# Exercise prompt
Reproduce the records below in full and without edits, omitting images.

# Dataset content
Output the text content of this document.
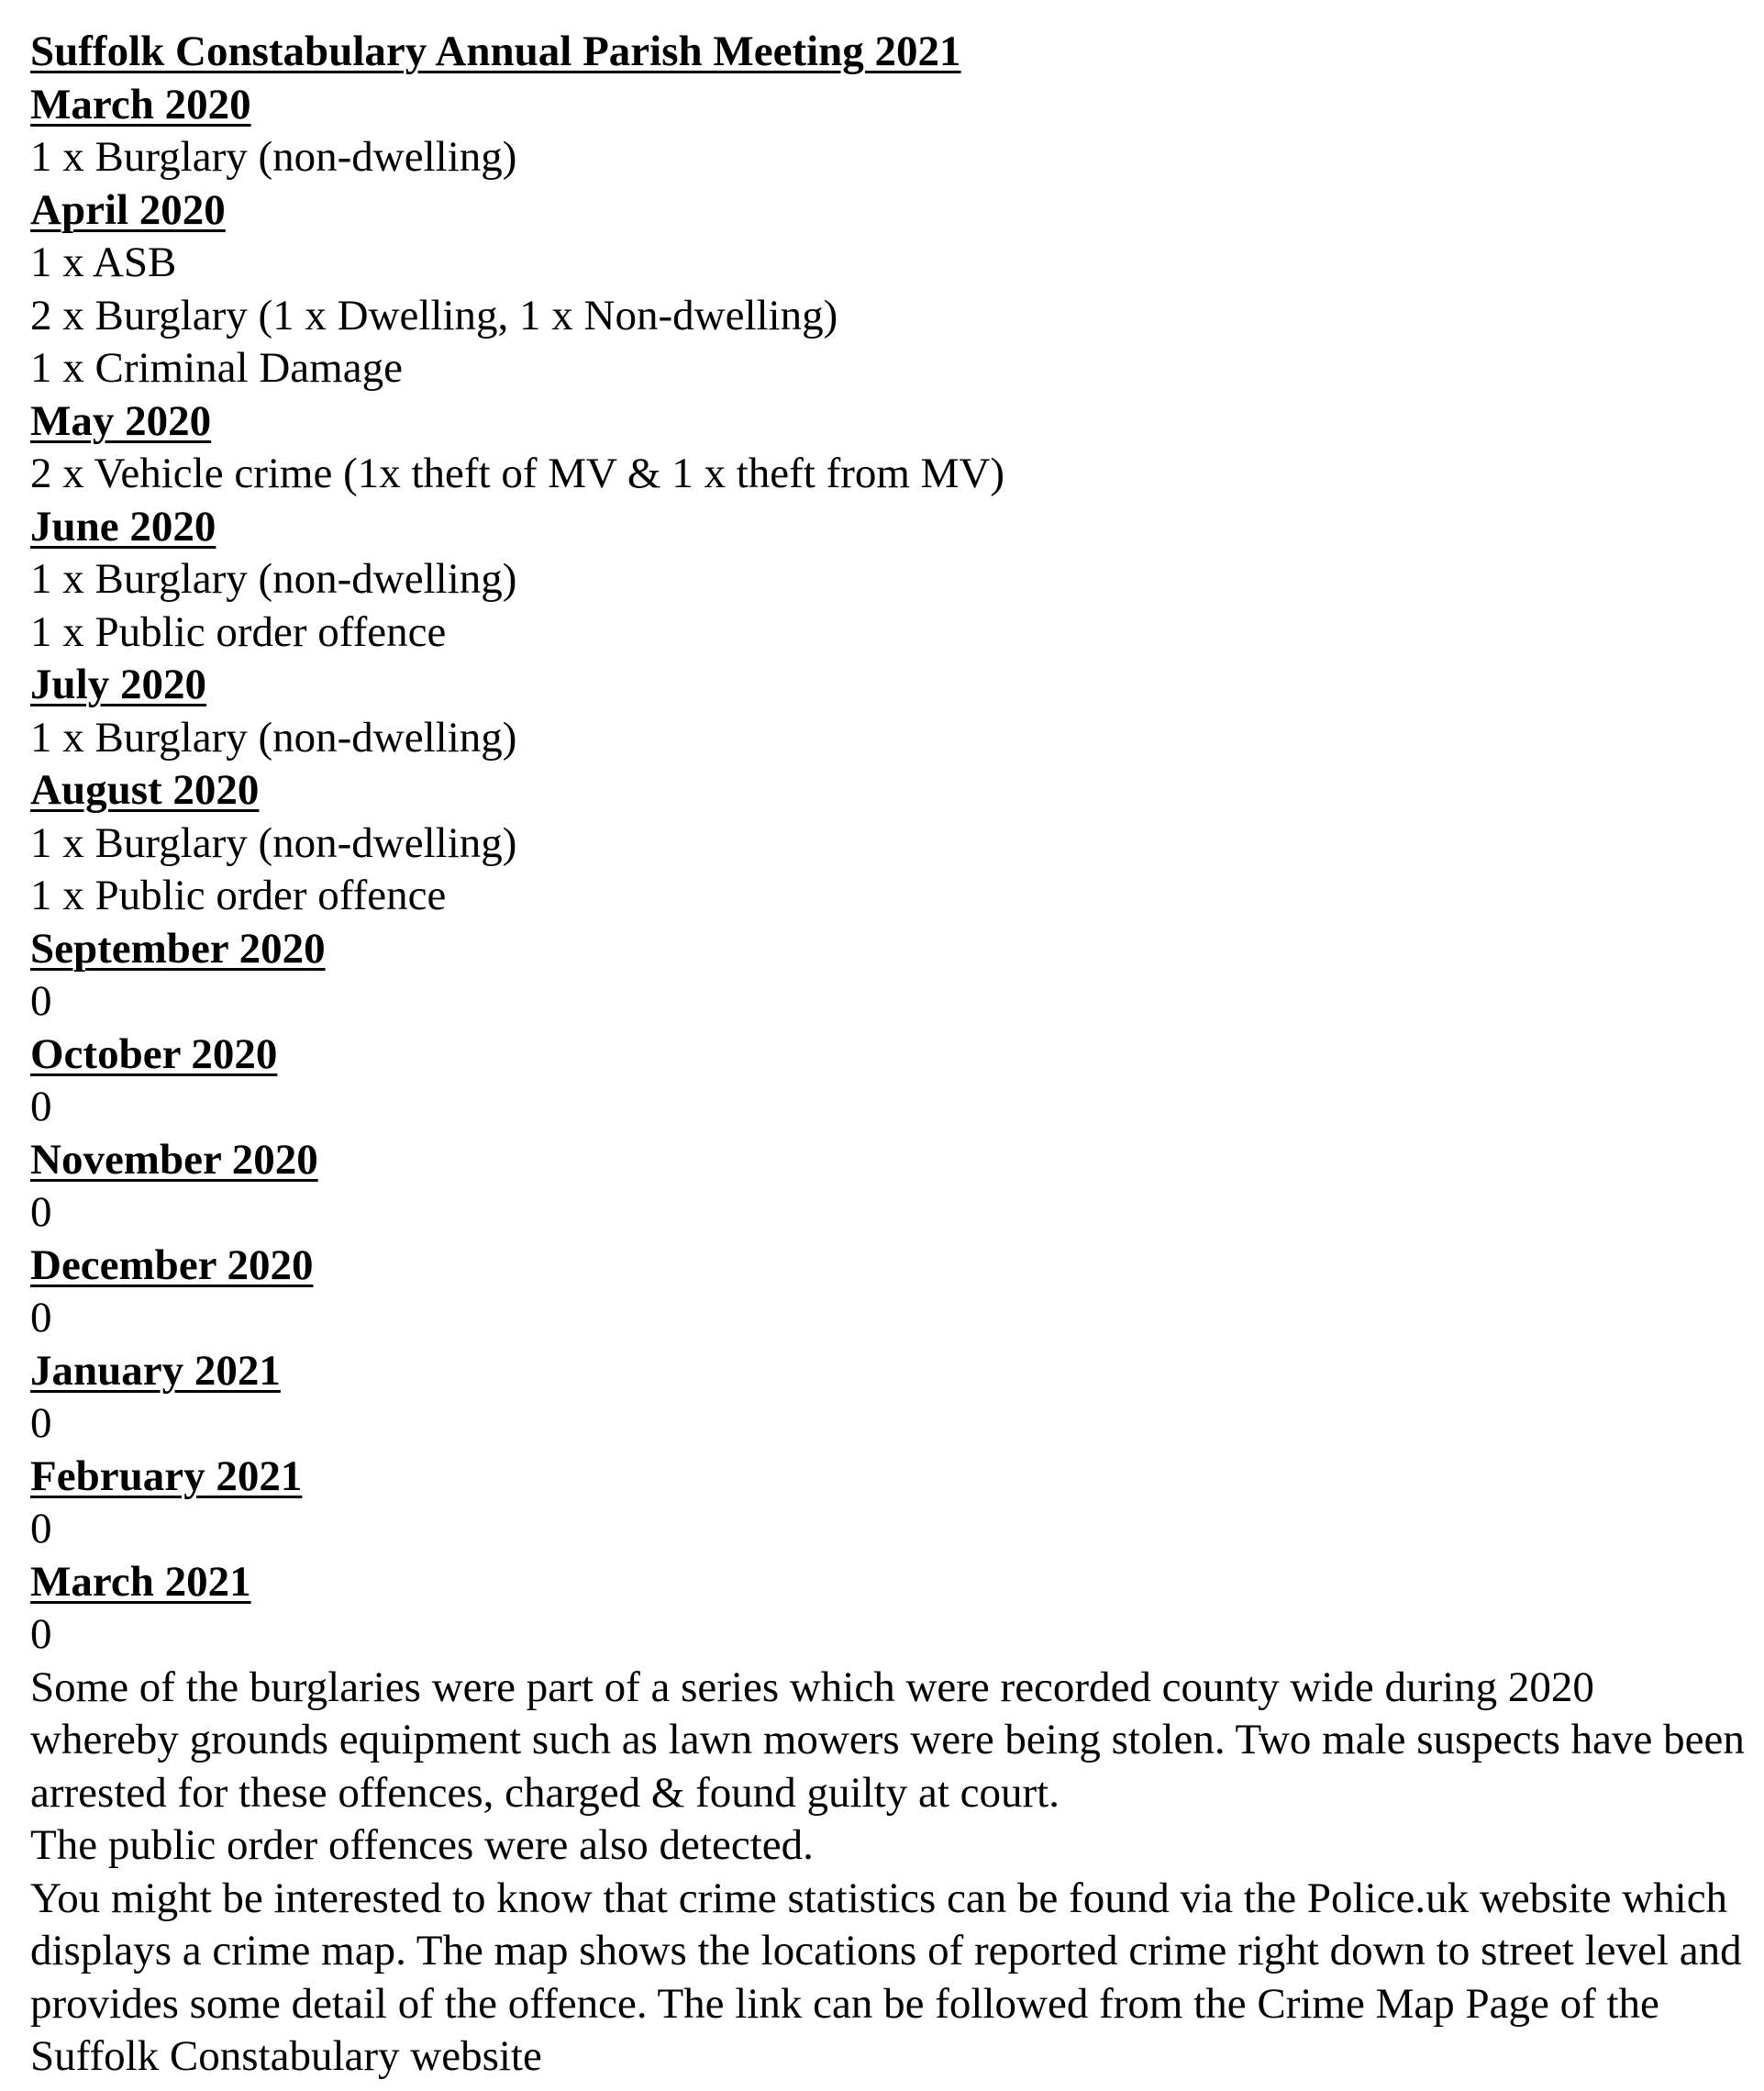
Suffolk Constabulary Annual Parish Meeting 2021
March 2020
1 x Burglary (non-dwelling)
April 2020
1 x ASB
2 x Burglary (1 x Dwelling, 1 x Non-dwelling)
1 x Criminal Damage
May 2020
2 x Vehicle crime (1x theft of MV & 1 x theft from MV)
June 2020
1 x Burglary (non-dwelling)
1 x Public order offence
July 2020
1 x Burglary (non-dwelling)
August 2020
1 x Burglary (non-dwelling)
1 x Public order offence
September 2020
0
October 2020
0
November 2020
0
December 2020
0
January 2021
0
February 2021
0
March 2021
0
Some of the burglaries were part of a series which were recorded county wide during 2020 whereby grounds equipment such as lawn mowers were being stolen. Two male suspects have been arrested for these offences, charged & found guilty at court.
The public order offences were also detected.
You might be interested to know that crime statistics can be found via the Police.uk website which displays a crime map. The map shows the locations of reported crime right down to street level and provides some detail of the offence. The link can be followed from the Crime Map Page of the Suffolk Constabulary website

# Reply to the task
Output the text content of this document.
Suffolk Constabulary Annual Parish Meeting 2021
March 2020
1 x Burglary (non-dwelling)
April 2020
1 x ASB
2 x Burglary (1 x Dwelling, 1 x Non-dwelling)
1 x Criminal Damage
May 2020
2 x Vehicle crime (1x theft of MV & 1 x theft from MV)
June 2020
1 x Burglary (non-dwelling)
1 x Public order offence
July 2020
1 x Burglary (non-dwelling)
August 2020
1 x Burglary (non-dwelling)
1 x Public order offence
September 2020
0
October 2020
0
November 2020
0
December 2020
0
January 2021
0
February 2021
0
March 2021
0
Some of the burglaries were part of a series which were recorded county wide during 2020 whereby grounds equipment such as lawn mowers were being stolen. Two male suspects have been arrested for these offences, charged & found guilty at court.
The public order offences were also detected.
You might be interested to know that crime statistics can be found via the Police.uk website which displays a crime map. The map shows the locations of reported crime right down to street level and provides some detail of the offence. The link can be followed from the Crime Map Page of the Suffolk Constabulary website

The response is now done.